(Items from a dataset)
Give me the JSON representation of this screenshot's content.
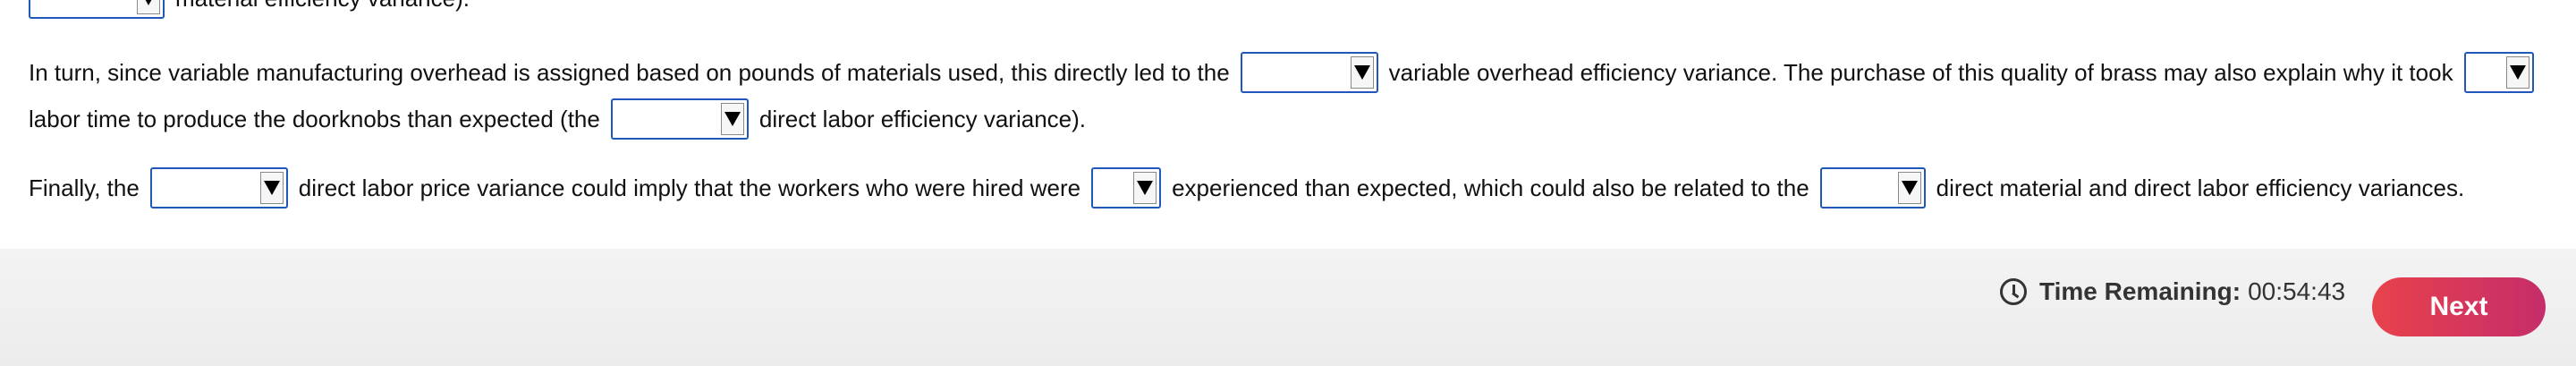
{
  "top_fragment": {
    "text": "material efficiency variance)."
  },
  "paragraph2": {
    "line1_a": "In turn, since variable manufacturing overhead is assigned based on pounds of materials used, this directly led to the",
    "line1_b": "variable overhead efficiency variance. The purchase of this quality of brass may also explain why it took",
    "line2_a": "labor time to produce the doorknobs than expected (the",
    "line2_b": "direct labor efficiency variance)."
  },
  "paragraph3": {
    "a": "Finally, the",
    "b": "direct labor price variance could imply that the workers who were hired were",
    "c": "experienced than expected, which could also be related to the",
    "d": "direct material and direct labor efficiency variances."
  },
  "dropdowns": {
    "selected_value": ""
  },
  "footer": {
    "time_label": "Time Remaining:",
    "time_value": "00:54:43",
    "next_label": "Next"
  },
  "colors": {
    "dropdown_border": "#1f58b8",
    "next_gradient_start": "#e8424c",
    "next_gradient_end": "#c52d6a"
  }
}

■ **Your instructions**
Make an exact copy of every entry above, minus the images.

■ **The result**
Give me the JSON representation of this screenshot's content.
{
  "top_fragment": {
    "text": "material efficiency variance)."
  },
  "paragraph2": {
    "line1_a": "In turn, since variable manufacturing overhead is assigned based on pounds of materials used, this directly led to the",
    "line1_b": "variable overhead efficiency variance. The purchase of this quality of brass may also explain why it took",
    "line2_a": "labor time to produce the doorknobs than expected (the",
    "line2_b": "direct labor efficiency variance)."
  },
  "paragraph3": {
    "a": "Finally, the",
    "b": "direct labor price variance could imply that the workers who were hired were",
    "c": "experienced than expected, which could also be related to the",
    "d": "direct material and direct labor efficiency variances."
  },
  "dropdowns": {
    "selected_value": ""
  },
  "footer": {
    "time_label": "Time Remaining:",
    "time_value": "00:54:43",
    "next_label": "Next"
  },
  "colors": {
    "dropdown_border": "#1f58b8",
    "next_gradient_start": "#e8424c",
    "next_gradient_end": "#c52d6a"
  }
}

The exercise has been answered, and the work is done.